WHAT YOU NEED TO DO —
#1 In the stringdist package documentation, which native R function is the Levenshtein distance said to be equivalent to?
#2 Continue the stringdist package documentation from its last line.

% Generated by roxygen2 (4.0.1): do not edit by hand
\docType{package}
\name{stringdist-package}
\alias{stringdist-package}
\title{A package for string distance calculation}
\description{
A package for string distance calculation
}
\section{Supported distances}{


The \bold{Hamming distance} (\code{hamming}) counts the number of
character substitutions that turns \code{b} into \code{a}. If \code{a}
and \code{b} have different number of characters or if \code{maxDist} is
exceeded, \code{Inf} is returned.

The \bold{Levenshtein distance} (\code{lv}) counts the number of
deletions, insertions and substitutions necessary to turn \code{b} into
\code{a}. This method is equivalent to \code{R}'s native \code{\link[utils]{adist}}
function. If \code{maxDist} is exceeded \code{Inf}  is returned.

The \bold{Optimal String Alignment distance} (\code{osa}) is like the Levenshtein
distance but also allows transposition of adjacent characters. Here, each
substring  may be edited only once. (For example, a character cannot be transposed twice
to move it forward in the string). If \code{maxDist} is exceeded \code{Inf}  is returned.

The \bold{full Damerau-Levensthein distance} (\code{dl}) allows for multiple
edits on substrings. If \code{maxDist} is exceeded \code{Inf}  is returned.

The \bold{longest common substring} is defined as the longest string that can be
obtained by pairing characters from \code{a} and \code{b} while keeping the order
of characters intact. The \bold{lcs-distance} is defined as the number of unpaired characters.
The distance is equivalent to the edit distance allowing only deletions and insertions,
each with weight one. If \code{maxDist} is exceeded \code{Inf}  is returned.

A \bold{\eqn{q}-gram} is a subsequence of \eqn{q} \emph{consecutive}
characters of a string. If \eqn{x} (\eqn{y}) is the vector of counts
of \eqn{q}-gram occurrences in \code{a} (\code{b}), the \bold{\eqn{q}-gram distance}
is given by the sum over the absolute differences \eqn{|x_i-y_i|}.

STORED DATA —
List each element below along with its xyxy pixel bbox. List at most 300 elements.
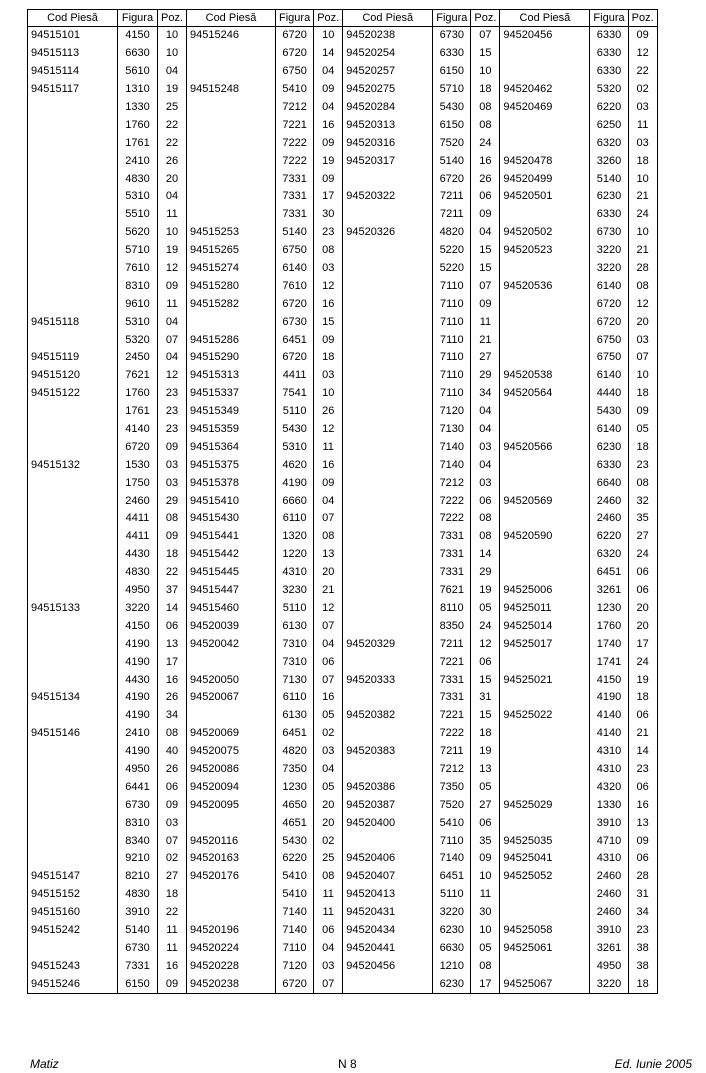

TASK-BY-TASK ANSWERS —
#1 The `adist` function from R's utils package.

#2
The computation is aborted when \code{q} is is larger than the length of
any of the strings. In that case \code{Inf}  is returned.

The \bold{cosine distance} is computed as \eqn{1-x\cdot y/(\|x\|\|y\|)}, where \eqn{x} and
\eqn{y} were defined above.

Let \eqn{X} be the set of unique \eqn{q}-grams in \code{a} and \eqn{Y} the set of unique
\eqn{q}-grams in \code{b}. The \bold{Jaccard distance} is given by \eqn{1-|X\cap Y|/|X\cup Y|}.

The \bold{Jaro distance} (\code{method='jw'}, \code{p=0}), is a number
between 0 (exact match) and 1 (completely dissimilar) measuring
dissimilarity between strings.  It is defined to be 0 when both strings have
length 0, and 1 when  there are no character matches between \code{a} and
\code{b}.  Otherwise, the Jaro distance is defined as
\eqn{1-(1/3)(w_1m/|a| + w_2m/|b| + w_3(m-t)/m)}.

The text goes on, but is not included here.